EXERCISE DIRECTIONS
Extract the data exactly, missing nothing.

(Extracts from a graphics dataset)

=======

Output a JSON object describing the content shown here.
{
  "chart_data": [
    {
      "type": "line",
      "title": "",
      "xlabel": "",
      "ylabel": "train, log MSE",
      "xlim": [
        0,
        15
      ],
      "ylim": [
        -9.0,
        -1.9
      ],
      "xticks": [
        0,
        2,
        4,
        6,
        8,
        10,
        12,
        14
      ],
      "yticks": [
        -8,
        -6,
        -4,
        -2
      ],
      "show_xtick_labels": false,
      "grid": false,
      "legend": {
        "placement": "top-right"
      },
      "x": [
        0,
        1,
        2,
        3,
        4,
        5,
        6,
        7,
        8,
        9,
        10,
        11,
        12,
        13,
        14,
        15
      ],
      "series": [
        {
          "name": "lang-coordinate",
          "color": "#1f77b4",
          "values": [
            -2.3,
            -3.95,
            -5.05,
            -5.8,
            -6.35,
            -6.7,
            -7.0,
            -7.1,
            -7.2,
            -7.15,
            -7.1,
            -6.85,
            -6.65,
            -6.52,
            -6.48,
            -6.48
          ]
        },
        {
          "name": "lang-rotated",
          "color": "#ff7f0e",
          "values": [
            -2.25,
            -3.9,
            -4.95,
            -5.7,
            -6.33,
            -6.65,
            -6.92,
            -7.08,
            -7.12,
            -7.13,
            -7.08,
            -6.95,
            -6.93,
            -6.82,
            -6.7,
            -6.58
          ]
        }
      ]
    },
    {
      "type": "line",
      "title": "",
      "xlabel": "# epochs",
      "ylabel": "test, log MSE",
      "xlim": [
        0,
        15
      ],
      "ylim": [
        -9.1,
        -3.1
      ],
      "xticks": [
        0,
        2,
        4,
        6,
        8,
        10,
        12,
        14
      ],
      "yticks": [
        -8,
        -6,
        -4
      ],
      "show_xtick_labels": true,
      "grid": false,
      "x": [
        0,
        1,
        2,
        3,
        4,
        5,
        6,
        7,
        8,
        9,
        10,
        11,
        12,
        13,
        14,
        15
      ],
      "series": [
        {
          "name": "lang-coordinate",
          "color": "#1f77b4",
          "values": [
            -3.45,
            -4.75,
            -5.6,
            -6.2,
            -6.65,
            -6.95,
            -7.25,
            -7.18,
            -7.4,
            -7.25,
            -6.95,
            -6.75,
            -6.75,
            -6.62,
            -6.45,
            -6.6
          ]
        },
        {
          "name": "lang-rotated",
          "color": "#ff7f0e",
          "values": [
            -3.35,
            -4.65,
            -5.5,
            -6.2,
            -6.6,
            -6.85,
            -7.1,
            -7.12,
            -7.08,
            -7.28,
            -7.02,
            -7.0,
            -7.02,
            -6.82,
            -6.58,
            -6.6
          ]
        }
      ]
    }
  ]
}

=======

RESPONSE
Output a JSON object describing the content shown here.
{
  "chart_data": [
    {
      "type": "line",
      "title": "",
      "xlabel": "",
      "ylabel": "train, log MSE",
      "xlim": [
        0,
        15
      ],
      "ylim": [
        -9.0,
        -1.9
      ],
      "xticks": [
        0,
        2,
        4,
        6,
        8,
        10,
        12,
        14
      ],
      "yticks": [
        -8,
        -6,
        -4,
        -2
      ],
      "show_xtick_labels": false,
      "grid": false,
      "legend": {
        "placement": "top-right"
      },
      "x": [
        0,
        1,
        2,
        3,
        4,
        5,
        6,
        7,
        8,
        9,
        10,
        11,
        12,
        13,
        14,
        15
      ],
      "series": [
        {
          "name": "lang-coordinate",
          "color": "#1f77b4",
          "values": [
            -2.3,
            -3.95,
            -5.05,
            -5.8,
            -6.35,
            -6.7,
            -7.0,
            -7.1,
            -7.2,
            -7.15,
            -7.1,
            -6.85,
            -6.65,
            -6.52,
            -6.48,
            -6.48
          ]
        },
        {
          "name": "lang-rotated",
          "color": "#ff7f0e",
          "values": [
            -2.25,
            -3.9,
            -4.95,
            -5.7,
            -6.33,
            -6.65,
            -6.92,
            -7.08,
            -7.12,
            -7.13,
            -7.08,
            -6.95,
            -6.93,
            -6.82,
            -6.7,
            -6.58
          ]
        }
      ]
    },
    {
      "type": "line",
      "title": "",
      "xlabel": "# epochs",
      "ylabel": "test, log MSE",
      "xlim": [
        0,
        15
      ],
      "ylim": [
        -9.1,
        -3.1
      ],
      "xticks": [
        0,
        2,
        4,
        6,
        8,
        10,
        12,
        14
      ],
      "yticks": [
        -8,
        -6,
        -4
      ],
      "show_xtick_labels": true,
      "grid": false,
      "x": [
        0,
        1,
        2,
        3,
        4,
        5,
        6,
        7,
        8,
        9,
        10,
        11,
        12,
        13,
        14,
        15
      ],
      "series": [
        {
          "name": "lang-coordinate",
          "color": "#1f77b4",
          "values": [
            -3.45,
            -4.75,
            -5.6,
            -6.2,
            -6.65,
            -6.95,
            -7.25,
            -7.18,
            -7.4,
            -7.25,
            -6.95,
            -6.75,
            -6.75,
            -6.62,
            -6.45,
            -6.6
          ]
        },
        {
          "name": "lang-rotated",
          "color": "#ff7f0e",
          "values": [
            -3.35,
            -4.65,
            -5.5,
            -6.2,
            -6.6,
            -6.85,
            -7.1,
            -7.12,
            -7.08,
            -7.28,
            -7.02,
            -7.0,
            -7.02,
            -6.82,
            -6.58,
            -6.6
          ]
        }
      ]
    }
  ]
}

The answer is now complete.